(Written instruction):
Go through the records and show each line where the word "المقتدر" occurs.
-- START OF The records --
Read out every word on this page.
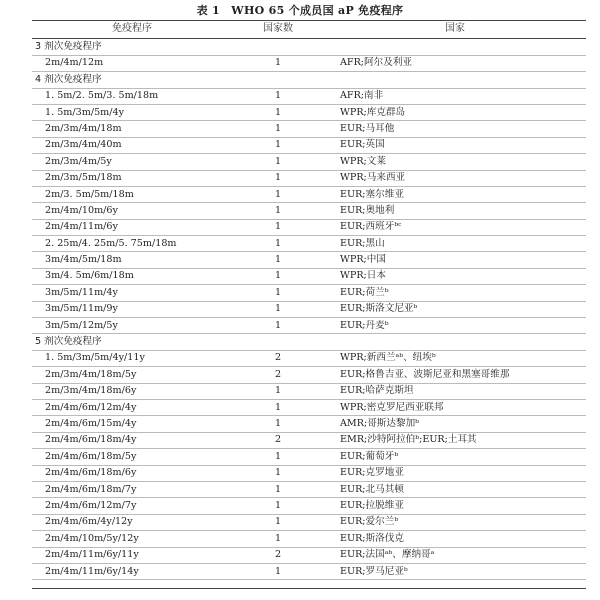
表 1　WHO 65 个成员国 aP 免疫程序
免疫程序	国家数	国家
3 剂次免疫程序
2m/4m/12m	1	AFR;阿尔及利亚
4 剂次免疫程序
1. 5m/2. 5m/3. 5m/18m	1	AFR;南非
1. 5m/3m/5m/4y	1	WPR;库克群岛
2m/3m/4m/18m	1	EUR;马耳他
2m/3m/4m/40m	1	EUR;英国
2m/3m/4m/5y	1	WPR;文莱
2m/3m/5m/18m	1	WPR;马来西亚
2m/3. 5m/5m/18m	1	EUR;塞尔维亚
2m/4m/10m/6y	1	EUR;奥地利
2m/4m/11m/6y	1	EUR;西班牙ᵇᶜ
2. 25m/4. 25m/5. 75m/18m	1	EUR;黑山
3m/4m/5m/18m	1	WPR;中国
3m/4. 5m/6m/18m	1	WPR;日本
3m/5m/11m/4y	1	EUR;荷兰ᵇ
3m/5m/11m/9y	1	EUR;斯洛文尼亚ᵇ
3m/5m/12m/5y	1	EUR;丹麦ᵇ
5 剂次免疫程序
1. 5m/3m/5m/4y/11y	2	WPR;新西兰ᵃᵇ、纽埃ᵇ
2m/3m/4m/18m/5y	2	EUR;格鲁吉亚、波斯尼亚和黑塞哥维那
2m/3m/4m/18m/6y	1	EUR;哈萨克斯坦
2m/4m/6m/12m/4y	1	WPR;密克罗尼西亚联邦
2m/4m/6m/15m/4y	1	AMR;哥斯达黎加ᵇ
2m/4m/6m/18m/4y	2	EMR;沙特阿拉伯ᵇ;EUR;土耳其
2m/4m/6m/18m/5y	1	EUR;葡萄牙ᵇ
2m/4m/6m/18m/6y	1	EUR;克罗地亚
2m/4m/6m/18m/7y	1	EUR;北马其顿
2m/4m/6m/12m/7y	1	EUR;拉脱维亚
2m/4m/6m/4y/12y	1	EUR;爱尔兰ᵇ
2m/4m/10m/5y/12y	1	EUR;斯洛伐克
2m/4m/11m/6y/11y	2	EUR;法国ᵃᵇ、摩纳哥ᵃ
2m/4m/11m/6y/14y	1	EUR;罗马尼亚ᵇ
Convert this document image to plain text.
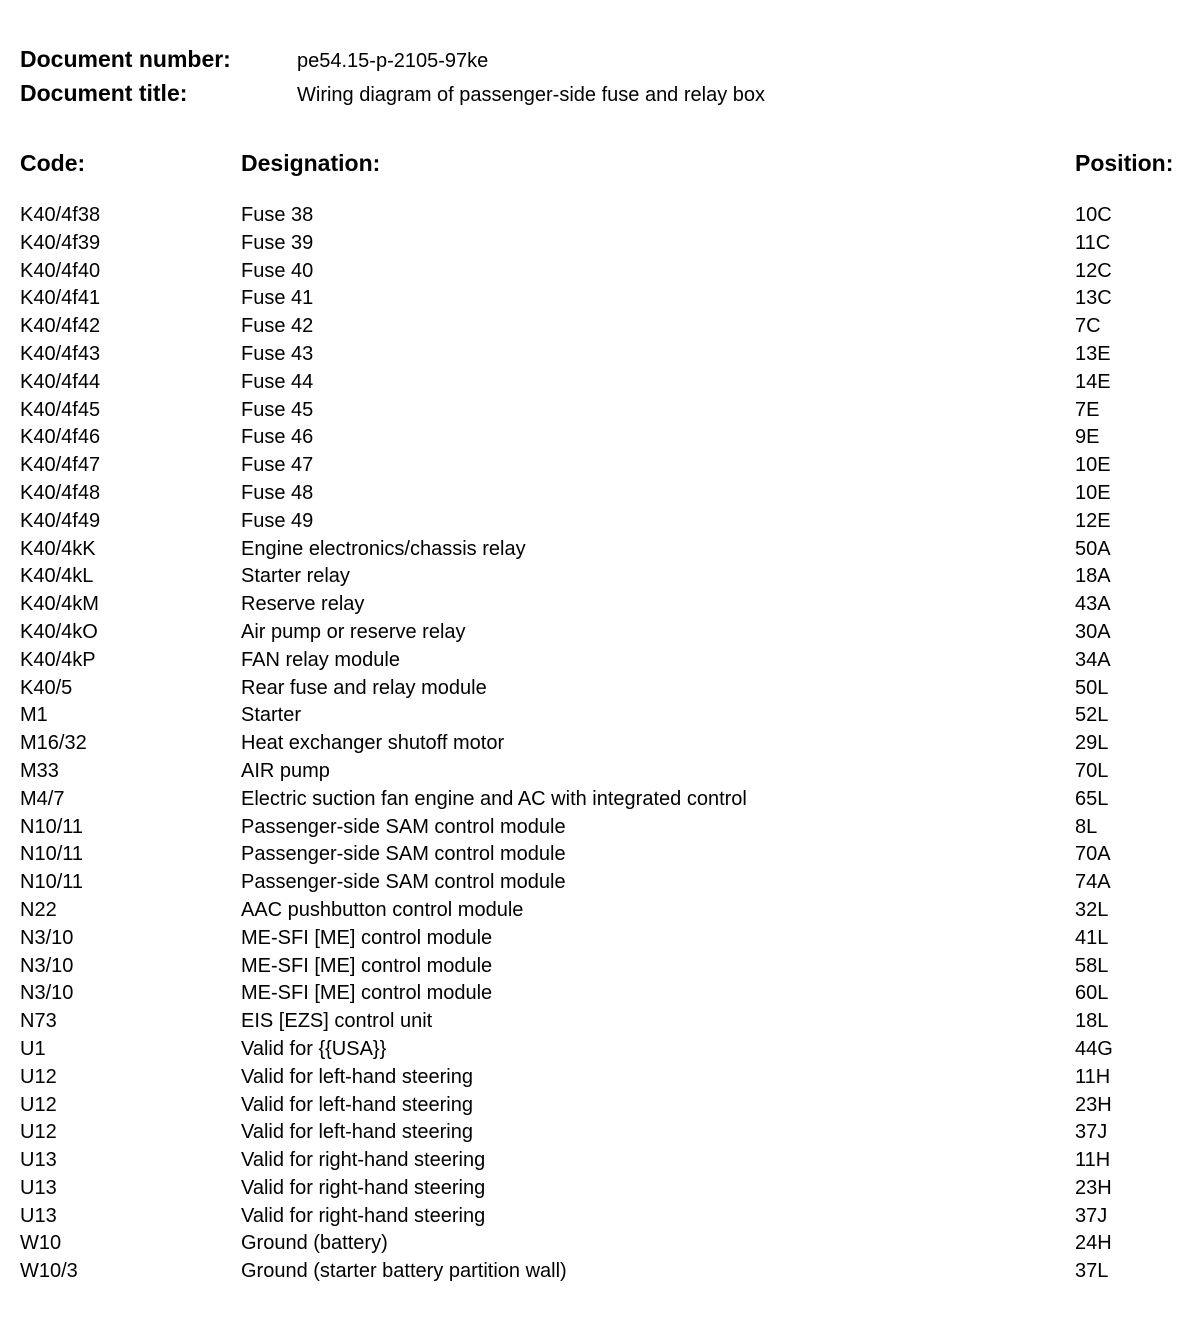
Document number:	pe54.15-p-2105-97ke
Document title:	Wiring diagram of passenger-side fuse and relay box
Code:	Designation:	Position:
K40/4f38	Fuse 38	10C
K40/4f39	Fuse 39	11C
K40/4f40	Fuse 40	12C
K40/4f41	Fuse 41	13C
K40/4f42	Fuse 42	7C
K40/4f43	Fuse 43	13E
K40/4f44	Fuse 44	14E
K40/4f45	Fuse 45	7E
K40/4f46	Fuse 46	9E
K40/4f47	Fuse 47	10E
K40/4f48	Fuse 48	10E
K40/4f49	Fuse 49	12E
K40/4kK	Engine electronics/chassis relay	50A
K40/4kL	Starter relay	18A
K40/4kM	Reserve relay	43A
K40/4kO	Air pump or reserve relay	30A
K40/4kP	FAN relay module	34A
K40/5	Rear fuse and relay module	50L
M1	Starter	52L
M16/32	Heat exchanger shutoff motor	29L
M33	AIR pump	70L
M4/7	Electric suction fan engine and AC with integrated control	65L
N10/11	Passenger-side SAM control module	8L
N10/11	Passenger-side SAM control module	70A
N10/11	Passenger-side SAM control module	74A
N22	AAC pushbutton control module	32L
N3/10	ME-SFI [ME] control module	41L
N3/10	ME-SFI [ME] control module	58L
N3/10	ME-SFI [ME] control module	60L
N73	EIS [EZS] control unit	18L
U1	Valid for {{USA}}	44G
U12	Valid for left-hand steering	11H
U12	Valid for left-hand steering	23H
U12	Valid for left-hand steering	37J
U13	Valid for right-hand steering	11H
U13	Valid for right-hand steering	23H
U13	Valid for right-hand steering	37J
W10	Ground (battery)	24H
W10/3	Ground (starter battery partition wall)	37L
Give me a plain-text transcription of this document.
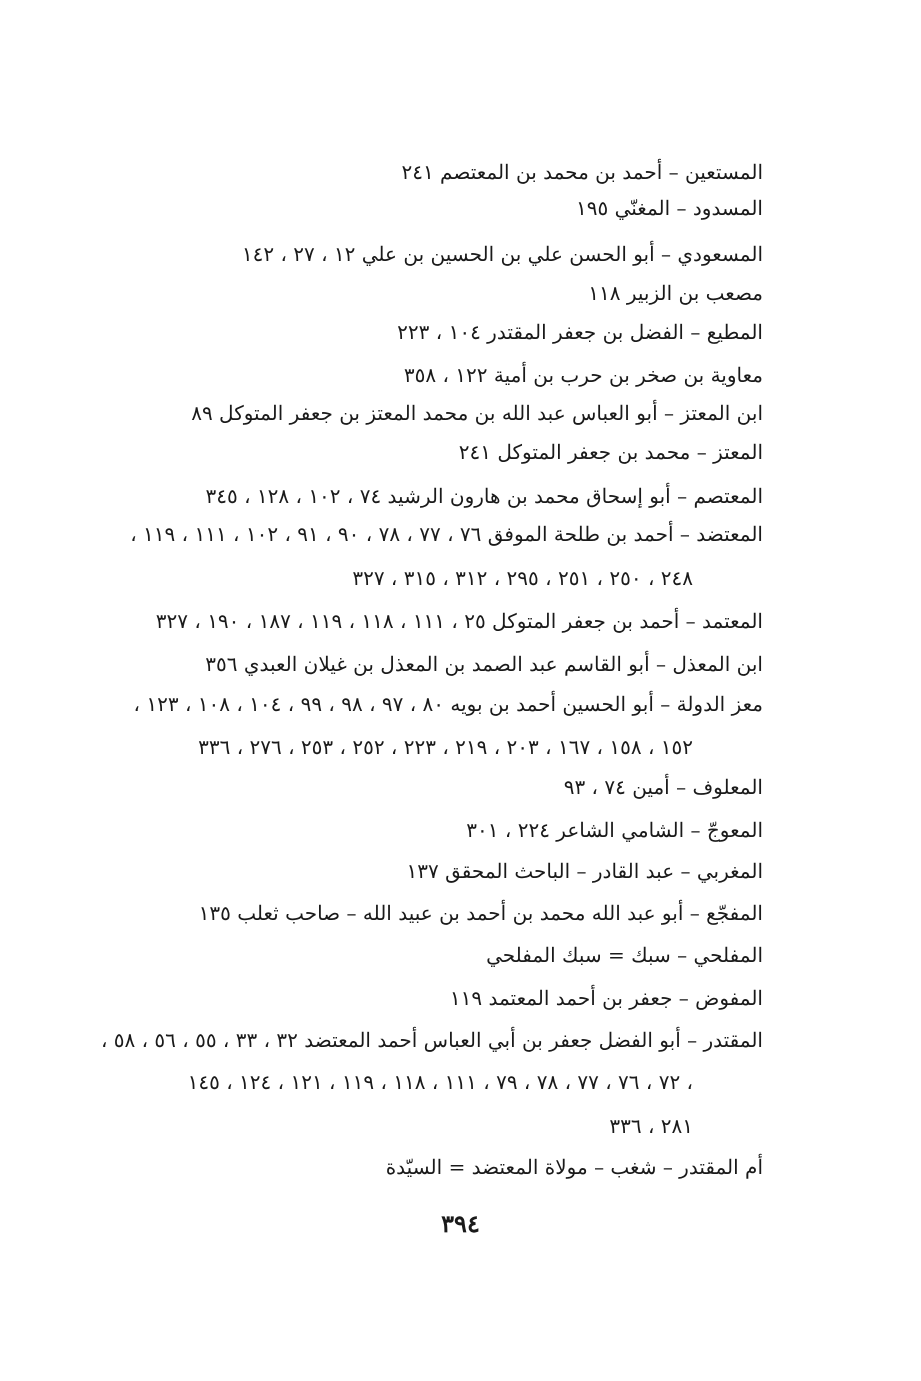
المستعين – أحمد بن محمد بن المعتصم ٢٤١
المسدود – المغنّي ١٩٥
المسعودي – أبو الحسن علي بن الحسين بن علي ١٢ ، ٢٧ ، ١٤٢
مصعب بن الزبير ١١٨
المطيع – الفضل بن جعفر المقتدر ١٠٤ ، ٢٢٣
معاوية بن صخر بن حرب بن أمية ١٢٢ ، ٣٥٨
ابن المعتز – أبو العباس عبد الله بن محمد المعتز بن جعفر المتوكل ٨٩
المعتز – محمد بن جعفر المتوكل ٢٤١
المعتصم – أبو إسحاق محمد بن هارون الرشيد ٧٤ ، ١٠٢ ، ١٢٨ ، ٣٤٥
المعتضد – أحمد بن طلحة الموفق ٧٦ ، ٧٧ ، ٧٨ ، ٩٠ ، ٩١ ، ١٠٢ ، ١١١ ، ١١٩ ،
٢٤٨ ، ٢٥٠ ، ٢٥١ ، ٢٩٥ ، ٣١٢ ، ٣١٥ ، ٣٢٧
المعتمد – أحمد بن جعفر المتوكل ٢٥ ، ١١١ ، ١١٨ ، ١١٩ ، ١٨٧ ، ١٩٠ ، ٣٢٧
ابن المعذل – أبو القاسم عبد الصمد بن المعذل بن غيلان العبدي ٣٥٦
معز الدولة – أبو الحسين أحمد بن بويه ٨٠ ، ٩٧ ، ٩٨ ، ٩٩ ، ١٠٤ ، ١٠٨ ، ١٢٣ ،
١٥٢ ، ١٥٨ ، ١٦٧ ، ٢٠٣ ، ٢١٩ ، ٢٢٣ ، ٢٥٢ ، ٢٥٣ ، ٢٧٦ ، ٣٣٦
المعلوف – أمين ٧٤ ، ٩٣
المعوجّ – الشامي الشاعر ٢٢٤ ، ٣٠١
المغربي – عبد القادر – الباحث المحقق ١٣٧
المفجّع – أبو عبد الله محمد بن أحمد بن عبيد الله – صاحب ثعلب ١٣٥
المفلحي – سبك = سبك المفلحي
المفوض – جعفر بن أحمد المعتمد ١١٩
المقتدر – أبو الفضل جعفر بن أبي العباس أحمد المعتضد ٣٢ ، ٣٣ ، ٥٥ ، ٥٦ ، ٥٨ ،
٧٢ ، ٧٦ ، ٧٧ ، ٧٨ ، ٧٩ ، ١١١ ، ١١٨ ، ١١٩ ، ١٢١ ، ١٢٤ ، ١٤٥ ،
٢٨١ ، ٣٣٦
أم المقتدر – شغب – مولاة المعتضد = السيّدة
٣٩٤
-- END OF The records --
(Output of the exercise):
المطيع – الفضل بن جعفر المقتدر ١٠٤ ، ٢٢٣
المقتدر – أبو الفضل جعفر بن أبي العباس أحمد المعتضد ٣٢ ، ٣٣ ، ٥٥ ، ٥٦ ، ٥٨ ،
أم المقتدر – شغب – مولاة المعتضد = السيّدة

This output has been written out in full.